- _Bagian Teks_
------------------------------------------------

Ia menekankan bahwa penyediaan makan bergizi gratis bukan sekadar pemenuhan kebutuhan dasar, tetapi juga investasi jangka panjang untuk mencetak generasi emas Indonesia 2045.
“Anak yang sehat hari ini adalah pemimpin bangsa esok hari. Karena itu, pemenuhan gizi harus kita jadikan prioritas,” ujar Sihar Sitorus.
“Program MBG disusun dengan standar Angka Kecukupan Gizi (AKG) agar setiap penerima manfaat memperoleh asupan nutrisi sesuai kebutuhan,” lanjutnya.
Selain meningkatkan kualitas kesehatan masyarakat, program ini juga memberikan dampak ekonomi lokal, dengan melibatkan tenaga kerja sekitar. Setiap Sentra Penyedia Program Gizi (SPPG) mampu melayani 3.000–4.000 penerima manfaat sekaligus menyerap 45–50 tenaga kerja lokal.
Hingga kini, tercatat 239 SPPG telah beroperasi di Sumatera Utara, termasuk 9 SPPG di Kabupaten Tapanuli Tengah. Pemerintah menargetkan agar pada akhir 2025, manfaat program MBG dapat dirasakan di seluruh wilayah Indonesia.

------------------------------------------------

- _Daftar yang Disediakan_
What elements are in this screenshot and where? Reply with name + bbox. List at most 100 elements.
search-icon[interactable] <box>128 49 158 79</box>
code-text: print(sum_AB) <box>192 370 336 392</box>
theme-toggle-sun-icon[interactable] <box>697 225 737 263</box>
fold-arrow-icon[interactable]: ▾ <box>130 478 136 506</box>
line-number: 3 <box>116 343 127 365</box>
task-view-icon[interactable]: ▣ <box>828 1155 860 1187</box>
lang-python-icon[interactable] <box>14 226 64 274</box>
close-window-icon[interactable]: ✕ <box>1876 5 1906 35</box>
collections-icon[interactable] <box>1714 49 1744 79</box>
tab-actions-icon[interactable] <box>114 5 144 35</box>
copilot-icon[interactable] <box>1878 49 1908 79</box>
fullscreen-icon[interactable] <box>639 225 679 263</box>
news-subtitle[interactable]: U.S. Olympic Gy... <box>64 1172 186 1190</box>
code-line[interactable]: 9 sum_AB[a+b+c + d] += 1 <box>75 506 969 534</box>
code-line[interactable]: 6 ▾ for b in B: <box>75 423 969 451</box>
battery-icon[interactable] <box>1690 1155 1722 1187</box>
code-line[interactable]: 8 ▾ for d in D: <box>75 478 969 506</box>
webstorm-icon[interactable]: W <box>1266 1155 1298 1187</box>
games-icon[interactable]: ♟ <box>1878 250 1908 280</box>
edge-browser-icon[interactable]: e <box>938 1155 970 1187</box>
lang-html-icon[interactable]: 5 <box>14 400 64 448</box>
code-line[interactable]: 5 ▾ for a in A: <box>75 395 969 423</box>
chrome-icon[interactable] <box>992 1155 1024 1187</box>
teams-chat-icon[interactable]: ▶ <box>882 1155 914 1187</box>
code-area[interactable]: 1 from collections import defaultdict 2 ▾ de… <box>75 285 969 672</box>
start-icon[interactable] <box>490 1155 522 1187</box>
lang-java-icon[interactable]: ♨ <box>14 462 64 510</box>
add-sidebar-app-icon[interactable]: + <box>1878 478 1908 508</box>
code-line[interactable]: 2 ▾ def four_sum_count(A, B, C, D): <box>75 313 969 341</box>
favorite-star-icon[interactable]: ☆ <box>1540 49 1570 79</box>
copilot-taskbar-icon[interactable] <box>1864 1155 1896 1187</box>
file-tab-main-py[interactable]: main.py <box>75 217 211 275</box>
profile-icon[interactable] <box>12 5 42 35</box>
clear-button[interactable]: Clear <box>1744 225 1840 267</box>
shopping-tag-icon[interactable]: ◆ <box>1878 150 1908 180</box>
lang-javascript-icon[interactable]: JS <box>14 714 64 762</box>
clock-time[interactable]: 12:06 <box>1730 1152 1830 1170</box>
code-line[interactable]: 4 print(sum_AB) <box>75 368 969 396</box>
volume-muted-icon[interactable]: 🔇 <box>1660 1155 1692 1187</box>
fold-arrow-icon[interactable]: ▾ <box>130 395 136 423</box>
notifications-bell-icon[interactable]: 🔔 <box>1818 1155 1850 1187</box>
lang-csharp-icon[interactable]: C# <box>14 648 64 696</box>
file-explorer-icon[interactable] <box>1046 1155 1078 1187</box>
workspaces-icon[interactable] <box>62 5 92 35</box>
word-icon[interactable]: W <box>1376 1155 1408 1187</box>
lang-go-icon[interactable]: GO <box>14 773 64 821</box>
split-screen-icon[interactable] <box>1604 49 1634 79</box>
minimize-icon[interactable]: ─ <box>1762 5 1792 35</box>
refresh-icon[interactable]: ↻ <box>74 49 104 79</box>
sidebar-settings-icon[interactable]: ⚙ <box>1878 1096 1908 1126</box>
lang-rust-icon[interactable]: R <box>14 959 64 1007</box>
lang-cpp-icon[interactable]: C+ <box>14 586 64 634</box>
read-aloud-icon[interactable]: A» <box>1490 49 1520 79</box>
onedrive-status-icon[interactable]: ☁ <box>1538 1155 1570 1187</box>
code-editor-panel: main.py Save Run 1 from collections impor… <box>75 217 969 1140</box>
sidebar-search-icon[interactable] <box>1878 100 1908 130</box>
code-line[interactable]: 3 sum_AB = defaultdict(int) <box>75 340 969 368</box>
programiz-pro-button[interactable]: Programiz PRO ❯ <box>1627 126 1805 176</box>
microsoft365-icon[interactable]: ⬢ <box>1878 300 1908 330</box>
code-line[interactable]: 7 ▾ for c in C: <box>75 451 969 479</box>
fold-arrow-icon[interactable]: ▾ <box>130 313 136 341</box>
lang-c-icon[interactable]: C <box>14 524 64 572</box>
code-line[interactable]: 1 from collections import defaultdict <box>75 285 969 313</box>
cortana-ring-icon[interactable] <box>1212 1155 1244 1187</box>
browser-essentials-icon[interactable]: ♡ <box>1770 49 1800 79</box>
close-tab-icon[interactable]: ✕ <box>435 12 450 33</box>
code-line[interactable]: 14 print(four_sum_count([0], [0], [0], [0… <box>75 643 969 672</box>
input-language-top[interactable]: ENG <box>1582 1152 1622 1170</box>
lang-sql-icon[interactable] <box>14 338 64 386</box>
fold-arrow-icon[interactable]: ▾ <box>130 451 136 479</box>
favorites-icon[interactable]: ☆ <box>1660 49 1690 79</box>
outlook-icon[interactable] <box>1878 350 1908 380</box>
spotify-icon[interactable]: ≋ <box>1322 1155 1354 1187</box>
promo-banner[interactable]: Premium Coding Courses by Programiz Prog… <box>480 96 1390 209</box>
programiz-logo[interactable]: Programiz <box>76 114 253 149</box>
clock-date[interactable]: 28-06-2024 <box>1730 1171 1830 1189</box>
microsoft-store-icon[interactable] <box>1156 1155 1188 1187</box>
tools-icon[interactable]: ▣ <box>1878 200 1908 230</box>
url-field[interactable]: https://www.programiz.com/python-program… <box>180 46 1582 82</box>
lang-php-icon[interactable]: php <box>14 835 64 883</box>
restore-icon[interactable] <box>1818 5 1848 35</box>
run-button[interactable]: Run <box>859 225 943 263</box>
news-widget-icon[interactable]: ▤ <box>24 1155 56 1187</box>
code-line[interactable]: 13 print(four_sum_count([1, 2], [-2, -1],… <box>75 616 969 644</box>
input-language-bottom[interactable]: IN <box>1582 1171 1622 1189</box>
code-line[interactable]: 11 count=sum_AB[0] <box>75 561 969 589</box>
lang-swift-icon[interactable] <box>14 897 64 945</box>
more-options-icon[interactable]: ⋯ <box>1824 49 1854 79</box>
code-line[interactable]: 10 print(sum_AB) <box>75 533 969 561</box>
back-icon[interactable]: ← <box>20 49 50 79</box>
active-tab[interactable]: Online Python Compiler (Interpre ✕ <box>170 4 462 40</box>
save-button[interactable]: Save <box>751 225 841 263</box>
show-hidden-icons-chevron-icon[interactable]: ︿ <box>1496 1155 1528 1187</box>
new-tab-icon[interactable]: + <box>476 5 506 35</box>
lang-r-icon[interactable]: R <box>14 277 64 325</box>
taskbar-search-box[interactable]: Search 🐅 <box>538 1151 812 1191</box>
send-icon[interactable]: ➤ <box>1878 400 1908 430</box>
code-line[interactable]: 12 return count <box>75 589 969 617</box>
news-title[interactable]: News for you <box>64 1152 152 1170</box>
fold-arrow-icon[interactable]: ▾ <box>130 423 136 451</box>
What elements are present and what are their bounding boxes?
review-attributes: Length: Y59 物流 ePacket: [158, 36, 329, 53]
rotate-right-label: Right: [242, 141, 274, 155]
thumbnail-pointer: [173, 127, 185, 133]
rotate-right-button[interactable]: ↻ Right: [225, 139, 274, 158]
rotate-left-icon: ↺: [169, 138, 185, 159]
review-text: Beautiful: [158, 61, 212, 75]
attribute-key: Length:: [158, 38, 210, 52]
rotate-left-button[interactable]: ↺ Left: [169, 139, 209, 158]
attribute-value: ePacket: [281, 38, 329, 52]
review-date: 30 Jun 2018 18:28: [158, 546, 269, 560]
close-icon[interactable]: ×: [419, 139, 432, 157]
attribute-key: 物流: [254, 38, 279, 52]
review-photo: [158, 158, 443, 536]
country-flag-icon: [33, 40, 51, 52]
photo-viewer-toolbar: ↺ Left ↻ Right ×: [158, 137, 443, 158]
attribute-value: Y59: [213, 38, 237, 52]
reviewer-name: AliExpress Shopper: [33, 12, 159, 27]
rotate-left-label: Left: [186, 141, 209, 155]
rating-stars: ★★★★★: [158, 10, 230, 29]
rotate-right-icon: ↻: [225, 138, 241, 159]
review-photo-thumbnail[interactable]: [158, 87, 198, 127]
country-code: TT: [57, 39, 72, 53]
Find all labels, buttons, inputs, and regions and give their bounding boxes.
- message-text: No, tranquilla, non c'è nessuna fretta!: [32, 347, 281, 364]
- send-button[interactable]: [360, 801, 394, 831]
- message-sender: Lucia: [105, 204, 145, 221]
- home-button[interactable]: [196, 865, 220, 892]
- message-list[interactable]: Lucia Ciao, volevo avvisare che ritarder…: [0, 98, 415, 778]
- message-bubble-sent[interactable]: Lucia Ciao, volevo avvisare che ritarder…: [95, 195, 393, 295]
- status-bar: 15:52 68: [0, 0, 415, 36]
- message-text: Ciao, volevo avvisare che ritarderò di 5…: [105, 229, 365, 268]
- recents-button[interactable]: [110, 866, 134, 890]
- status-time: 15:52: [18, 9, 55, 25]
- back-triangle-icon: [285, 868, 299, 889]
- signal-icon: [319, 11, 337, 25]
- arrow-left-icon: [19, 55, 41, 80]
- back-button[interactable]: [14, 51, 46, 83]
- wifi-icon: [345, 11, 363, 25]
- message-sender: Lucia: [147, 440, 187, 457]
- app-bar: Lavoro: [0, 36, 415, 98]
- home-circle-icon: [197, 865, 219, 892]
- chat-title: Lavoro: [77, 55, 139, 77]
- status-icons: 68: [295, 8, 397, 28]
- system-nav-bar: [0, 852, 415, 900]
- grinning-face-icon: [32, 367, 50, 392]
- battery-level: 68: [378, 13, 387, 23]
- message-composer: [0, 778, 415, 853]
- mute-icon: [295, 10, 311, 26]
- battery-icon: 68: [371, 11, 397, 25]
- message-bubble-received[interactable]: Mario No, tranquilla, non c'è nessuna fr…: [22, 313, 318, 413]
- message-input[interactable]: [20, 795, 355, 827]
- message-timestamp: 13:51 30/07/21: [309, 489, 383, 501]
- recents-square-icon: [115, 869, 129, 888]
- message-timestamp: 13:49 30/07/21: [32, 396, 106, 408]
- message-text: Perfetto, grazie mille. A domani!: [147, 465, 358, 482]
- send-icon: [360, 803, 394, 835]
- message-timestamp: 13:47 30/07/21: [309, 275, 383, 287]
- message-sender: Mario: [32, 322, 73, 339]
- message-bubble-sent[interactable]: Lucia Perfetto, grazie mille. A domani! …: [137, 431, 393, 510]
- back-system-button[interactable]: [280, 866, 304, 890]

------------------------------------------------

- _Ringkasan Tugas 1_
Jawab pertanyaan berikut berdasarkan bagian teks tentang program MBG.
(a) Standar apa yang dipakai untuk menyusun program MBG?
(b) Berapa penerima manfaat yang mampu dilayani setiap SPPG?
(c) Berapa SPPG yang beroperasi di Kabupaten Tapanuli Tengah?
- _Ringkasan Tugas 2_
Menurut bagian teks, mengapa Sihar Sitorus menyatakan bahwa pemenuhan gizi harus dijadikan prioritas? Jelaskan dalam satu sampai tiga kalimat.

- _Ruang Jawaban 1_
(a) Standar Angka Kecukupan Gizi (AKG).
(b) 3.000–4.000 penerima manfaat.
(c) 9 SPPG.

- _Ruang Jawaban 2_
Menurut Sihar Sitorus, anak yang sehat hari ini adalah pemimpin bangsa esok hari. Karena itu, pemenuhan gizi harus dijadikan prioritas.